● **Requirement**: Set down each entry from the block beneath, exactly as written.

● **Record extracts**:
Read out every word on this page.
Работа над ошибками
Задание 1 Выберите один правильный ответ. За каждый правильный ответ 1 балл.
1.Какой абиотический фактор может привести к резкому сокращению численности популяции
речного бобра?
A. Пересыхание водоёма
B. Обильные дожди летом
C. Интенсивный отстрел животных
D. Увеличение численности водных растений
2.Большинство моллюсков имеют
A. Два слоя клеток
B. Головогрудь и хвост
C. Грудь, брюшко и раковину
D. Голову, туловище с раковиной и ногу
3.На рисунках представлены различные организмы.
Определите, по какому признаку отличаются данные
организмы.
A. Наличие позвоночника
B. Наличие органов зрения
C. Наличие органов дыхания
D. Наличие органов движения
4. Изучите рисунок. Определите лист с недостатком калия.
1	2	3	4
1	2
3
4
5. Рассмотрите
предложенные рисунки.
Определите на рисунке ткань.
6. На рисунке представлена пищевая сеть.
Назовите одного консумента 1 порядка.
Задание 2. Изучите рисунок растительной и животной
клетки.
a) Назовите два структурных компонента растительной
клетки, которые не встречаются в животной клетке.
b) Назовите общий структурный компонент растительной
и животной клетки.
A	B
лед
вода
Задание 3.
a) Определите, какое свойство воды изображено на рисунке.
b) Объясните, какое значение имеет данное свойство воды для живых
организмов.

● **Response for this exercise**:
Read out every word on this page.
Работа над ошибками
Задание 1 Выберите один правильный ответ. За каждый правильный ответ 1 балл.
1.Какой абиотический фактор может привести к резкому сокращению численности популяции
речного бобра?
A. Пересыхание водоёма
B. Обильные дожди летом
C. Интенсивный отстрел животных
D. Увеличение численности водных растений
2.Большинство моллюсков имеют
A. Два слоя клеток
B. Головогрудь и хвост
C. Грудь, брюшко и раковину
D. Голову, туловище с раковиной и ногу
3.На рисунках представлены различные организмы.
Определите, по какому признаку отличаются данные
организмы.
A. Наличие позвоночника
B. Наличие органов зрения
C. Наличие органов дыхания
D. Наличие органов движения
4. Изучите рисунок. Определите лист с недостатком калия.
1	2	3	4
1	2
3
4
5. Рассмотрите
предложенные рисунки.
Определите на рисунке ткань.
6. На рисунке представлена пищевая сеть.
Назовите одного консумента 1 порядка.
Задание 2. Изучите рисунок растительной и животной
клетки.
a) Назовите два структурных компонента растительной
клетки, которые не встречаются в животной клетке.
b) Назовите общий структурный компонент растительной
и животной клетки.
A	B
лед
вода
Задание 3.
a) Определите, какое свойство воды изображено на рисунке.
b) Объясните, какое значение имеет данное свойство воды для живых
организмов.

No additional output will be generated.